(Data entries)
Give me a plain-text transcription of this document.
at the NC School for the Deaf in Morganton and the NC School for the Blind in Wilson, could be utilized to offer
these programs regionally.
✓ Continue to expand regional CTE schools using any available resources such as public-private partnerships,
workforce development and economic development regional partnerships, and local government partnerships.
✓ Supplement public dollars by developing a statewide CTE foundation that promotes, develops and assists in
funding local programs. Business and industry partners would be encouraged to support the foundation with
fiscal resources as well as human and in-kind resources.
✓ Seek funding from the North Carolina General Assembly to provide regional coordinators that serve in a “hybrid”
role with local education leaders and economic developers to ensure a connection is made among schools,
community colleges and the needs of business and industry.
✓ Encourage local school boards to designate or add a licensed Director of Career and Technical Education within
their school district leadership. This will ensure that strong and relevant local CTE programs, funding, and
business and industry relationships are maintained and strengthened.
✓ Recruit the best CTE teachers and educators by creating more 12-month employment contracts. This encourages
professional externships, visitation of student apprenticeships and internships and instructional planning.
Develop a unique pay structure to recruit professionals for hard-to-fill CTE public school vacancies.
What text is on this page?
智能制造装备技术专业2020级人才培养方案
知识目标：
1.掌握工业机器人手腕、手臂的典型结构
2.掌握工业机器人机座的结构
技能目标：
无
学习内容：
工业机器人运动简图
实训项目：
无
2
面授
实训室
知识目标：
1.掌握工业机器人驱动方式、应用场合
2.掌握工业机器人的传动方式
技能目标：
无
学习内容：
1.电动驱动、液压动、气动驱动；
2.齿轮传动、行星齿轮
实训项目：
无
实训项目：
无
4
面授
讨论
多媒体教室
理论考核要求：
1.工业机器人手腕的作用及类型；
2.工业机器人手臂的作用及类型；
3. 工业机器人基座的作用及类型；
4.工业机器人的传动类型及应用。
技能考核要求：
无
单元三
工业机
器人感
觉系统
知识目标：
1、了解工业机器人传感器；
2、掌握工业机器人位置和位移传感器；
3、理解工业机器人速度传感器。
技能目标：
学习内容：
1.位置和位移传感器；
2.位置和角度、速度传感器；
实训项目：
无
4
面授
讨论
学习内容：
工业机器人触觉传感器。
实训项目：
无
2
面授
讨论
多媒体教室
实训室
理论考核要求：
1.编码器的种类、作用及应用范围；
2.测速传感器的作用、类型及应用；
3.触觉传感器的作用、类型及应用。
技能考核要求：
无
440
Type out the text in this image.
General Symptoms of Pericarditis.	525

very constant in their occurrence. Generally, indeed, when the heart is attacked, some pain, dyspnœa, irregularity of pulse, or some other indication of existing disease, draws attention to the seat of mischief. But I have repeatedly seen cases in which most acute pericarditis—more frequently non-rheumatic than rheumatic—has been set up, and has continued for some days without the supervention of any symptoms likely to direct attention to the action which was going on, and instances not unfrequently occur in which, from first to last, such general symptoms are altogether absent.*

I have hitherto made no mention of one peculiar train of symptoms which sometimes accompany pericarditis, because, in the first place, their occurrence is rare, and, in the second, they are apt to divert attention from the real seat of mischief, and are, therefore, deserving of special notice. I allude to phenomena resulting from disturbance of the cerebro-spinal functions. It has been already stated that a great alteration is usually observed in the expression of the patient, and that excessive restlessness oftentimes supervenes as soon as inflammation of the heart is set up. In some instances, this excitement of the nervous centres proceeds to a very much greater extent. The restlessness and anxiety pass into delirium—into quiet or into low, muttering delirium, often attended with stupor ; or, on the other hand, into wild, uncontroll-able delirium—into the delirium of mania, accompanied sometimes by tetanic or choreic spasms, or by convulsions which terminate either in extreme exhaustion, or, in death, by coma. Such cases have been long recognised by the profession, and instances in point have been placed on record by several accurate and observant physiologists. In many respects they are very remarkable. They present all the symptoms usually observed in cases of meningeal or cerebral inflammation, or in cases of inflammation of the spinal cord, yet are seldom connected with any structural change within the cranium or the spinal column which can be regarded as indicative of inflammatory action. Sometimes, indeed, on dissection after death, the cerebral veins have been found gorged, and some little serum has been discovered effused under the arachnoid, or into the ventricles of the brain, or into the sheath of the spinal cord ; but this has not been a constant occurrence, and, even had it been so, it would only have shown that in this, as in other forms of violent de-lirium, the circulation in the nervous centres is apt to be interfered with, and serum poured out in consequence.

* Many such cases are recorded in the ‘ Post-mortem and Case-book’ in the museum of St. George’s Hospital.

**WHAT TO WORK ON**
List the lines that contain the word "funding".

**EXERCISE RESULT**
funding local programs. Business and industry partners would be encouraged to support the foundation with
✓ Seek funding from the North Carolina General Assembly to provide regional coordinators that serve in a “hybrid”
their school district leadership. This will ensure that strong and relevant local CTE programs, funding, and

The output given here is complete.